— Start of ENTRIES SHOWN —
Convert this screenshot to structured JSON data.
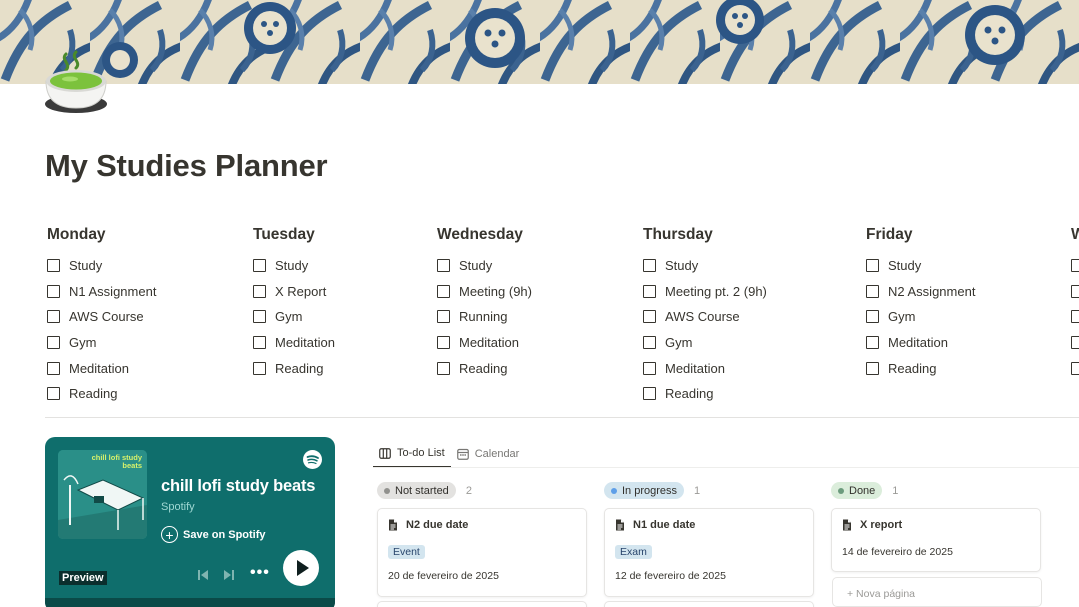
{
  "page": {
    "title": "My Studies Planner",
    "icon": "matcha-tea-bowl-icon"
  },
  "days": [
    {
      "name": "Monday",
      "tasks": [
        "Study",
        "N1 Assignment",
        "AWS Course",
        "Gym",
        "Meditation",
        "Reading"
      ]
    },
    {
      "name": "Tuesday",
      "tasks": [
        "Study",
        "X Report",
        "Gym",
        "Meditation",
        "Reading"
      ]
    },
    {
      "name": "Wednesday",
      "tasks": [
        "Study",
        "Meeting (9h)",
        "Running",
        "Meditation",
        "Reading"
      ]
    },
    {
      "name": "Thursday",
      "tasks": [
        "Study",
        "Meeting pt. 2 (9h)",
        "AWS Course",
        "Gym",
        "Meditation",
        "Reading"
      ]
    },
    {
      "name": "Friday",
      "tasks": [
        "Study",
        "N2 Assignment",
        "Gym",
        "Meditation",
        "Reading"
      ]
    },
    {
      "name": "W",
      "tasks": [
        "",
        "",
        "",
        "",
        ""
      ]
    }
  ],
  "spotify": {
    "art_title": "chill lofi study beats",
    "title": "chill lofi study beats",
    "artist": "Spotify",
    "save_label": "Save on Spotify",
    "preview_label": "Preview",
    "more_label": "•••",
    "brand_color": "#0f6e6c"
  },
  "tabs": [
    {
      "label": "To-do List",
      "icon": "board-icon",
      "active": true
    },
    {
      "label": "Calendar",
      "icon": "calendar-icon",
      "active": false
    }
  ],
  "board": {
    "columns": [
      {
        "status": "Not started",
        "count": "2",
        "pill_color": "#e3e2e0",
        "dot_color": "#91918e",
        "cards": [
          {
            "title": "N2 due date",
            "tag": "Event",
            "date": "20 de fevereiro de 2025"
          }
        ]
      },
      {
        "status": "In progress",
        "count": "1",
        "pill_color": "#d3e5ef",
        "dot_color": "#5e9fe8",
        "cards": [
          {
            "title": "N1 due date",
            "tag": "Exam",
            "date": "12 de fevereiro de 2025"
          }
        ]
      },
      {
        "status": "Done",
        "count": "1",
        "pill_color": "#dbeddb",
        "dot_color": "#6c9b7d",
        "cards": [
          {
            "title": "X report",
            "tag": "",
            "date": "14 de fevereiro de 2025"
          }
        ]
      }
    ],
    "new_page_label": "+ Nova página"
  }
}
— End of ENTRIES SHOWN —
- [GIVEN PROBLEM] Set the entries down again exactly. Do not include the images.

- [COMPLETE RESPONSE]
Convert this screenshot to structured JSON data.
{
  "page": {
    "title": "My Studies Planner",
    "icon": "matcha-tea-bowl-icon"
  },
  "days": [
    {
      "name": "Monday",
      "tasks": [
        "Study",
        "N1 Assignment",
        "AWS Course",
        "Gym",
        "Meditation",
        "Reading"
      ]
    },
    {
      "name": "Tuesday",
      "tasks": [
        "Study",
        "X Report",
        "Gym",
        "Meditation",
        "Reading"
      ]
    },
    {
      "name": "Wednesday",
      "tasks": [
        "Study",
        "Meeting (9h)",
        "Running",
        "Meditation",
        "Reading"
      ]
    },
    {
      "name": "Thursday",
      "tasks": [
        "Study",
        "Meeting pt. 2 (9h)",
        "AWS Course",
        "Gym",
        "Meditation",
        "Reading"
      ]
    },
    {
      "name": "Friday",
      "tasks": [
        "Study",
        "N2 Assignment",
        "Gym",
        "Meditation",
        "Reading"
      ]
    },
    {
      "name": "W",
      "tasks": [
        "",
        "",
        "",
        "",
        ""
      ]
    }
  ],
  "spotify": {
    "art_title": "chill lofi study beats",
    "title": "chill lofi study beats",
    "artist": "Spotify",
    "save_label": "Save on Spotify",
    "preview_label": "Preview",
    "more_label": "•••",
    "brand_color": "#0f6e6c"
  },
  "tabs": [
    {
      "label": "To-do List",
      "icon": "board-icon",
      "active": true
    },
    {
      "label": "Calendar",
      "icon": "calendar-icon",
      "active": false
    }
  ],
  "board": {
    "columns": [
      {
        "status": "Not started",
        "count": "2",
        "pill_color": "#e3e2e0",
        "dot_color": "#91918e",
        "cards": [
          {
            "title": "N2 due date",
            "tag": "Event",
            "date": "20 de fevereiro de 2025"
          }
        ]
      },
      {
        "status": "In progress",
        "count": "1",
        "pill_color": "#d3e5ef",
        "dot_color": "#5e9fe8",
        "cards": [
          {
            "title": "N1 due date",
            "tag": "Exam",
            "date": "12 de fevereiro de 2025"
          }
        ]
      },
      {
        "status": "Done",
        "count": "1",
        "pill_color": "#dbeddb",
        "dot_color": "#6c9b7d",
        "cards": [
          {
            "title": "X report",
            "tag": "",
            "date": "14 de fevereiro de 2025"
          }
        ]
      }
    ],
    "new_page_label": "+ Nova página"
  }
}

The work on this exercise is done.